The problem: Look for the string "Kavya" in the lines and copy each line that has it.

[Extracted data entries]
<<<<
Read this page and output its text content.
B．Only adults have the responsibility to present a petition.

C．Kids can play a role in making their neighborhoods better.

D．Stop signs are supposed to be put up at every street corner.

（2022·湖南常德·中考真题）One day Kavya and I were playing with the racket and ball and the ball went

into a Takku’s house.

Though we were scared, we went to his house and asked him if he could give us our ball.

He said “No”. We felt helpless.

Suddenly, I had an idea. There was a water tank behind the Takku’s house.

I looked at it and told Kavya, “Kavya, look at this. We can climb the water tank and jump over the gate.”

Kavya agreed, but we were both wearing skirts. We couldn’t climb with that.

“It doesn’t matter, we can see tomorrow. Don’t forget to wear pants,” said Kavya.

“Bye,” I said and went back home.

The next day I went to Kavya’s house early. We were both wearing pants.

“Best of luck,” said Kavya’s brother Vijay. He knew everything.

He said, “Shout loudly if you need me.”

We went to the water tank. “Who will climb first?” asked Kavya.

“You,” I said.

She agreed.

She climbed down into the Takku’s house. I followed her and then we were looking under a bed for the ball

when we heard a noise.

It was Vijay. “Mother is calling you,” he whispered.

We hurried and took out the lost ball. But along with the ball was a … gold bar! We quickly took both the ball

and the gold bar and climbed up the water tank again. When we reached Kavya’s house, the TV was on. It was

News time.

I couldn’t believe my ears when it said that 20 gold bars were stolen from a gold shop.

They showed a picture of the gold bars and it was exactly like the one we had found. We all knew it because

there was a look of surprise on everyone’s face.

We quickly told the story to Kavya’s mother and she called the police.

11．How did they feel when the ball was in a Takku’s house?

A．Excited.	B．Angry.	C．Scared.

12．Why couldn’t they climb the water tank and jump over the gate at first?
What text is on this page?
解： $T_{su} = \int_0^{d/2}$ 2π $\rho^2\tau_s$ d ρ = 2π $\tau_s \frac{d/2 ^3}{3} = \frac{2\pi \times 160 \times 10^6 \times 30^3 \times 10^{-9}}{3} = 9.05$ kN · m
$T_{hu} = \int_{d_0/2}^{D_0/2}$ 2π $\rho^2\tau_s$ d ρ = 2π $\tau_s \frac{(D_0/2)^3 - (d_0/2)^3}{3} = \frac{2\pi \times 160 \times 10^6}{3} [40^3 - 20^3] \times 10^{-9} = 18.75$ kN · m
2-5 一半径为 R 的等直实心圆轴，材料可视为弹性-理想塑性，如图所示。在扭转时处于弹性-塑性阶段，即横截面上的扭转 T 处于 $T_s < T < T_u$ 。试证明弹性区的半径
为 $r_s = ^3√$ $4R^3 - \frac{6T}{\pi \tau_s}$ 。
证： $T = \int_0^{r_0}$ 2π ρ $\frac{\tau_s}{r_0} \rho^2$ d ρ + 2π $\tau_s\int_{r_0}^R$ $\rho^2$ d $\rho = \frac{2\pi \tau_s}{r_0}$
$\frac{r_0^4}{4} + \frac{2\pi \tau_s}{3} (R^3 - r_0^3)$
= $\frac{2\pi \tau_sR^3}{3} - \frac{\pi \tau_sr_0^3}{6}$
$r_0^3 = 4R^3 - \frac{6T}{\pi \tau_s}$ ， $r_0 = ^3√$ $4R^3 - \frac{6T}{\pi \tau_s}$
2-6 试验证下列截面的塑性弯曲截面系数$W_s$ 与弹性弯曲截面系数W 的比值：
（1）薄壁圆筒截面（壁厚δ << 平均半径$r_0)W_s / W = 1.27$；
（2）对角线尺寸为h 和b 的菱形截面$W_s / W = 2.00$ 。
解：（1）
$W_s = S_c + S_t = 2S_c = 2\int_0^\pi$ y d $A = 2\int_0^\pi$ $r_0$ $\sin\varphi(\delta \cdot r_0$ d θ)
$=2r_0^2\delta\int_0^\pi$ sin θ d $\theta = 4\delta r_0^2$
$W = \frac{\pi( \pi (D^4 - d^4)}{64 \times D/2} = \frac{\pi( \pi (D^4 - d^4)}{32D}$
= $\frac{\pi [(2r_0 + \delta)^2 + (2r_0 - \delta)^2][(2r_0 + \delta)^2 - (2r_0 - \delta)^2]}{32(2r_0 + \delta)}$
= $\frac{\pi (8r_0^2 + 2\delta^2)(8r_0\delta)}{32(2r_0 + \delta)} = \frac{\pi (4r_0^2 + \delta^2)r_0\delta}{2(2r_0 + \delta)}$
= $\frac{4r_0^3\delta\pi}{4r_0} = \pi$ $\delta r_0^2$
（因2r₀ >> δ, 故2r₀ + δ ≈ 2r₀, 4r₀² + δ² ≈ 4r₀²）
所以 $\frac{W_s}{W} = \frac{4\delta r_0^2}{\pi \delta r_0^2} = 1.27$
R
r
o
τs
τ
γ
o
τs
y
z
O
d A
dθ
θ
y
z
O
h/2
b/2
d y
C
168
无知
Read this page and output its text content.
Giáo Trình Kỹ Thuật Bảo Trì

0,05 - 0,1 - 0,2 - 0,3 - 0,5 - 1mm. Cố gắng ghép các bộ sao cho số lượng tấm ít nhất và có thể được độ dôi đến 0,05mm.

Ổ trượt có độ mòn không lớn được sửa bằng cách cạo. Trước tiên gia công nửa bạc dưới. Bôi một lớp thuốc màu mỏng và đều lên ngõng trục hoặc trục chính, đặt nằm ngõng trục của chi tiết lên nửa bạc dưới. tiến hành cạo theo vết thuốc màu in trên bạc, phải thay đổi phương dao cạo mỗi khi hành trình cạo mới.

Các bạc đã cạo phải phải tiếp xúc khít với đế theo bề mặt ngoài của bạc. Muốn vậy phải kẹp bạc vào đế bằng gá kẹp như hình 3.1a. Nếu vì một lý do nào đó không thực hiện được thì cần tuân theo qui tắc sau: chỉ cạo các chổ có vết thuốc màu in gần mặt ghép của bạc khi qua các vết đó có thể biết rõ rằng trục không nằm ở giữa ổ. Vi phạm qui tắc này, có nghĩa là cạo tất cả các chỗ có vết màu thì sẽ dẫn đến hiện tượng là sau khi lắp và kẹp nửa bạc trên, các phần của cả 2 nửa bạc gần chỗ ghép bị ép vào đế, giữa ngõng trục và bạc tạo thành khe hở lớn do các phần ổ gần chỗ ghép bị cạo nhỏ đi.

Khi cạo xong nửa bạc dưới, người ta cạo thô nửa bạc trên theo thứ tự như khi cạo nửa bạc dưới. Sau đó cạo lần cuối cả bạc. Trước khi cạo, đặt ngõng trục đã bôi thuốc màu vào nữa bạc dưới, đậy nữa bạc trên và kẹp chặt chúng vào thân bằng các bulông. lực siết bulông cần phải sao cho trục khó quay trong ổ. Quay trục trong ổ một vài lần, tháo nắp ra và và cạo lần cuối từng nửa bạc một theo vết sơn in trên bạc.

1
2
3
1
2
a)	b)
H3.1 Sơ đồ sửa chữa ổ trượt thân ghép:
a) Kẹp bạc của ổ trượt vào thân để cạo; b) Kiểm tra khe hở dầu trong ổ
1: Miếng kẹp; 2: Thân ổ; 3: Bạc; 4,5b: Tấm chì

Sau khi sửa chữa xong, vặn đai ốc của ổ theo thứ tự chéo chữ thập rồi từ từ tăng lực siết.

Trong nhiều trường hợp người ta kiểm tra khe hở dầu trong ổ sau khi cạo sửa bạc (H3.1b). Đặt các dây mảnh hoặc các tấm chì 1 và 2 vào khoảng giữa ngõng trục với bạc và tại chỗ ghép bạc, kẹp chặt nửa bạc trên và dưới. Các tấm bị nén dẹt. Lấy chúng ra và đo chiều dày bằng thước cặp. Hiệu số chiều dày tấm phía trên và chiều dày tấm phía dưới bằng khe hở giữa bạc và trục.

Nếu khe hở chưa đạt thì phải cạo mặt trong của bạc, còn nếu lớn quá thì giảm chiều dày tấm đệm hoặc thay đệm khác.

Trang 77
>>>>
Exercise solution:
（2022·湖南常德·中考真题）One day Kavya and I were playing with the racket and ball and the ball went
I looked at it and told Kavya, “Kavya, look at this. We can climb the water tank and jump over the gate.”
Kavya agreed, but we were both wearing skirts. We couldn’t climb with that.
“It doesn’t matter, we can see tomorrow. Don’t forget to wear pants,” said Kavya.
The next day I went to Kavya’s house early. We were both wearing pants.
“Best of luck,” said Kavya’s brother Vijay. He knew everything.
We went to the water tank. “Who will climb first?” asked Kavya.
and the gold bar and climbed up the water tank again. When we reached Kavya’s house, the TV was on. It was
We quickly told the story to Kavya’s mother and she called the police.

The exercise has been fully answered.